◆ **Written instruction**: From the entries that follow, list every line in which the string "image" appears.

◆ **Source data**:
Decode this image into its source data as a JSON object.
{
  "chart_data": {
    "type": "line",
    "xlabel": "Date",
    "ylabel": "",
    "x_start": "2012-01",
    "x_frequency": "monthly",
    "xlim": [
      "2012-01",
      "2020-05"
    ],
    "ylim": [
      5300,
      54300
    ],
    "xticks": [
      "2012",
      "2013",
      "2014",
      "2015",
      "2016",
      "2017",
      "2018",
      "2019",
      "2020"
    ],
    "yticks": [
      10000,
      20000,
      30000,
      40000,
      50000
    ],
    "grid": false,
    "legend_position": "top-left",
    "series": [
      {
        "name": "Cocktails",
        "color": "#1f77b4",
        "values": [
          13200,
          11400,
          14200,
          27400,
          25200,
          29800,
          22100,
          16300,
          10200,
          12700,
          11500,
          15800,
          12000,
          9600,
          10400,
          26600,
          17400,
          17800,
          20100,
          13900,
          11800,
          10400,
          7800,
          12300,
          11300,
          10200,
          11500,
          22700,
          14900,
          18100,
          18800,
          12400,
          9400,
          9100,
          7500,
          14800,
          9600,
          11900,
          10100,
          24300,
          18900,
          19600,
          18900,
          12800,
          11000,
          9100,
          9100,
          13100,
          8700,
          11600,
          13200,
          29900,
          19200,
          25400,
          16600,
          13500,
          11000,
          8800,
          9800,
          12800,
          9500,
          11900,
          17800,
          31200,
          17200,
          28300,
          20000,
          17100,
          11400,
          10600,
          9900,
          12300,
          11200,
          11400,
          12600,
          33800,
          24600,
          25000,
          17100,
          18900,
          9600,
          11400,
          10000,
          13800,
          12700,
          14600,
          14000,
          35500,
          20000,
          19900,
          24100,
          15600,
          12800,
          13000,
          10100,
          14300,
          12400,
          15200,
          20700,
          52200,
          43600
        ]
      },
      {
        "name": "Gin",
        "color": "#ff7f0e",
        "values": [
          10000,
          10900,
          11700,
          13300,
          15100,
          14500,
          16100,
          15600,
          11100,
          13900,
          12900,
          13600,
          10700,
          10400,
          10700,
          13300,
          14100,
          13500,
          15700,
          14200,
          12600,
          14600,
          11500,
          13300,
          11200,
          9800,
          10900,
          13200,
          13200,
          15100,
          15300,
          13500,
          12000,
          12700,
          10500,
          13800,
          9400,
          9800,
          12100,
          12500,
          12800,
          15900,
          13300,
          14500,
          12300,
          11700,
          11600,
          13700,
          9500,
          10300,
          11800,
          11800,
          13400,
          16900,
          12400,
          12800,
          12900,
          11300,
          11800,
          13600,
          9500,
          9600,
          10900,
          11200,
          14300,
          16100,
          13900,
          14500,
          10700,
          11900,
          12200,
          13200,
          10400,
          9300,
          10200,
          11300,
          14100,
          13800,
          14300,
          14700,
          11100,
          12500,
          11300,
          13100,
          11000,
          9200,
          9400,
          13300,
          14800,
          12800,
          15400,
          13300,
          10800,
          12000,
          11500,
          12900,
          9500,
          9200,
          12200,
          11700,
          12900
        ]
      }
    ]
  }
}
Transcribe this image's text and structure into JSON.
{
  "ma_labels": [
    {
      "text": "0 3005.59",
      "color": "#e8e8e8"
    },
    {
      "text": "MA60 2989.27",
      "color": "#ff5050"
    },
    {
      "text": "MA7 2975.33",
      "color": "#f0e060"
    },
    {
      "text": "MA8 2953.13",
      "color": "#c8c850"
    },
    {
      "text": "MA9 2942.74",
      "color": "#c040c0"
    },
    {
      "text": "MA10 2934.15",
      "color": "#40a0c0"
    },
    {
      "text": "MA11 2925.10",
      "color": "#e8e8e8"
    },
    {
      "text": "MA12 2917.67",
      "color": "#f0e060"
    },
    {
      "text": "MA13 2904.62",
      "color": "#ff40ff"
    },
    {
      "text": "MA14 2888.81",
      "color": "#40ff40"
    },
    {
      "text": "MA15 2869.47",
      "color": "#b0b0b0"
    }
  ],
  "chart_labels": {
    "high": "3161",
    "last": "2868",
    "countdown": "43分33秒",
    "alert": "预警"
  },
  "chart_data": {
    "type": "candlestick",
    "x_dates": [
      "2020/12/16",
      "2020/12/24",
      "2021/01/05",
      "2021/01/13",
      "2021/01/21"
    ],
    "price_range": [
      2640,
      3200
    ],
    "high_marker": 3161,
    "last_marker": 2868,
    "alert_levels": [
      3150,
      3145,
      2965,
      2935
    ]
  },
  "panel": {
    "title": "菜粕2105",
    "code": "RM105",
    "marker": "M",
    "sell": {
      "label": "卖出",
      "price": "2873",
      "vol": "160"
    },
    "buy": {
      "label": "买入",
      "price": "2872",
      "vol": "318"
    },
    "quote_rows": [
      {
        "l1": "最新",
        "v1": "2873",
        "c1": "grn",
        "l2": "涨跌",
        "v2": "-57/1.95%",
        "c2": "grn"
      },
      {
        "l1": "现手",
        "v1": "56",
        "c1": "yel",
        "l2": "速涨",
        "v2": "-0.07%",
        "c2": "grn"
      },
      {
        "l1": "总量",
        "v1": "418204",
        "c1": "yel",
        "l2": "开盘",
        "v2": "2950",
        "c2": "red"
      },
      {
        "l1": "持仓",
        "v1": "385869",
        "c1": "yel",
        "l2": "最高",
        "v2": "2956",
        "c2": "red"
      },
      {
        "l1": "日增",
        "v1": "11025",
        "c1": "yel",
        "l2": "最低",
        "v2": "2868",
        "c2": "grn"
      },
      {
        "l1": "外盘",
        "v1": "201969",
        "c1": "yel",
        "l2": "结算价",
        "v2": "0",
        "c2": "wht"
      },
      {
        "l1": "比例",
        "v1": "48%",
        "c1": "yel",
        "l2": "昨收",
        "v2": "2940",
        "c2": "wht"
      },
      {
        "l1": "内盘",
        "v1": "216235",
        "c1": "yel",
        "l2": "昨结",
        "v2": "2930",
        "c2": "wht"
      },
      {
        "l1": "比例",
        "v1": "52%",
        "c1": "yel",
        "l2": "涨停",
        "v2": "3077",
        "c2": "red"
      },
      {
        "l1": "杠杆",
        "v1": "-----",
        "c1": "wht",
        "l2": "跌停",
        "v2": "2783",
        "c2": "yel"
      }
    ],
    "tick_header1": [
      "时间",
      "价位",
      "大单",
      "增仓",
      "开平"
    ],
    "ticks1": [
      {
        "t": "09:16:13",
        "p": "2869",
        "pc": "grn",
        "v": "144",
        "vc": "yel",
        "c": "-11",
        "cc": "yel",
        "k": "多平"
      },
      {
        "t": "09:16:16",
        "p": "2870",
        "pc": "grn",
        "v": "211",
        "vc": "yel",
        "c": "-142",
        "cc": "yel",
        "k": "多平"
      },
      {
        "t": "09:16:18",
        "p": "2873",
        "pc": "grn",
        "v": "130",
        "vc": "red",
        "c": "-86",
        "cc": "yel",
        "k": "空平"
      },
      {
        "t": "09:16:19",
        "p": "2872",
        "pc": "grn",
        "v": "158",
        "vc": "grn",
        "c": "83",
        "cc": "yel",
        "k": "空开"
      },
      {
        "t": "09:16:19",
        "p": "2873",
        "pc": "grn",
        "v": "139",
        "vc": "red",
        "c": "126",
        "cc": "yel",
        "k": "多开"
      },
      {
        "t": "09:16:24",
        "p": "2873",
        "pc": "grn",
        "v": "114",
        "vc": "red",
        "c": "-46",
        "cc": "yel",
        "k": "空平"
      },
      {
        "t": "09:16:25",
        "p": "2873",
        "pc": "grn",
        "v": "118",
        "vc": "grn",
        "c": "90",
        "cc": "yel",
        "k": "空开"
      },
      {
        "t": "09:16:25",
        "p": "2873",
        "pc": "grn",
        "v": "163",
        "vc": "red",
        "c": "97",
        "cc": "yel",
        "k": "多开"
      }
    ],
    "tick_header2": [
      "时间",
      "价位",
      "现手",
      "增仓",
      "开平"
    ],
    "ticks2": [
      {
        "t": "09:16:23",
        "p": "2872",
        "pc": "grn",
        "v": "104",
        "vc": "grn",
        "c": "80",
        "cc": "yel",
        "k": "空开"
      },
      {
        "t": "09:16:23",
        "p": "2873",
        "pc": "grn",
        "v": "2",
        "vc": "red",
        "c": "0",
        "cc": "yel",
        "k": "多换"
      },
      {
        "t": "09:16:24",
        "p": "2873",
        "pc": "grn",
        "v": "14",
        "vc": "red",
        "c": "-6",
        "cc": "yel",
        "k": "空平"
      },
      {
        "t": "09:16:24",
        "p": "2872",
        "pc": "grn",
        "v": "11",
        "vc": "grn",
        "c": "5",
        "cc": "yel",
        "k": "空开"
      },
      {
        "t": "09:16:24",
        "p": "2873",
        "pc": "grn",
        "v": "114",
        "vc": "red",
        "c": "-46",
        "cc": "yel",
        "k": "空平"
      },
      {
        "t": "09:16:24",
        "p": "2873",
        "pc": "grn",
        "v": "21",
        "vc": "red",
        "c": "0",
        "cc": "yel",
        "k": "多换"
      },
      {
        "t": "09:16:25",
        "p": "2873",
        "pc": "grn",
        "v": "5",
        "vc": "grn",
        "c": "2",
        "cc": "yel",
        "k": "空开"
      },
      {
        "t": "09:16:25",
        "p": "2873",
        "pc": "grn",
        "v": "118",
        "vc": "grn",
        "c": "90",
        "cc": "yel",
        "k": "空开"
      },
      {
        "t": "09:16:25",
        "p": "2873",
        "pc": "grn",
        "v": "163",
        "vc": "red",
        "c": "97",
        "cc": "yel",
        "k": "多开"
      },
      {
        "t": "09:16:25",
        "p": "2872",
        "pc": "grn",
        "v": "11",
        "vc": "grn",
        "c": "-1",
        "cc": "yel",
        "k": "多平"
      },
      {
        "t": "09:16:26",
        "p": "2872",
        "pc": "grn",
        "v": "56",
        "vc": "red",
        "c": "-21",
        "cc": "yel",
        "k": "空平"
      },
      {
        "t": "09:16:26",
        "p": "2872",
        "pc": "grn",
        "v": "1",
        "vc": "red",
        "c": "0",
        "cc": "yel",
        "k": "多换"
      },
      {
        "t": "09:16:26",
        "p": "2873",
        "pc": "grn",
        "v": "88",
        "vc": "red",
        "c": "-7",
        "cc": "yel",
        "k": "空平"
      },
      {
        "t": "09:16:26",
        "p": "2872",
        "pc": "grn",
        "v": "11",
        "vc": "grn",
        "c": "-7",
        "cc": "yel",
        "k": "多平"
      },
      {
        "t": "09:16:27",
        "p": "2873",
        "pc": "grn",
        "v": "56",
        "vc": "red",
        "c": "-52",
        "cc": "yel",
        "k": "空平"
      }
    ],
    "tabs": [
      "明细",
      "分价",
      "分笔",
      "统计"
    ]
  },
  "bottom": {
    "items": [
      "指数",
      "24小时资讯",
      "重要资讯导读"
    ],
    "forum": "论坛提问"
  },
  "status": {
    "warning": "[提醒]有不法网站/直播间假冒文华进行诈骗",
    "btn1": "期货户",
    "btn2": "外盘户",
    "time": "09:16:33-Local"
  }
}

◆ **Solution for this exercise**:
Decode this image into its source data as a JSON object.
Transcribe this image's text and structure into JSON.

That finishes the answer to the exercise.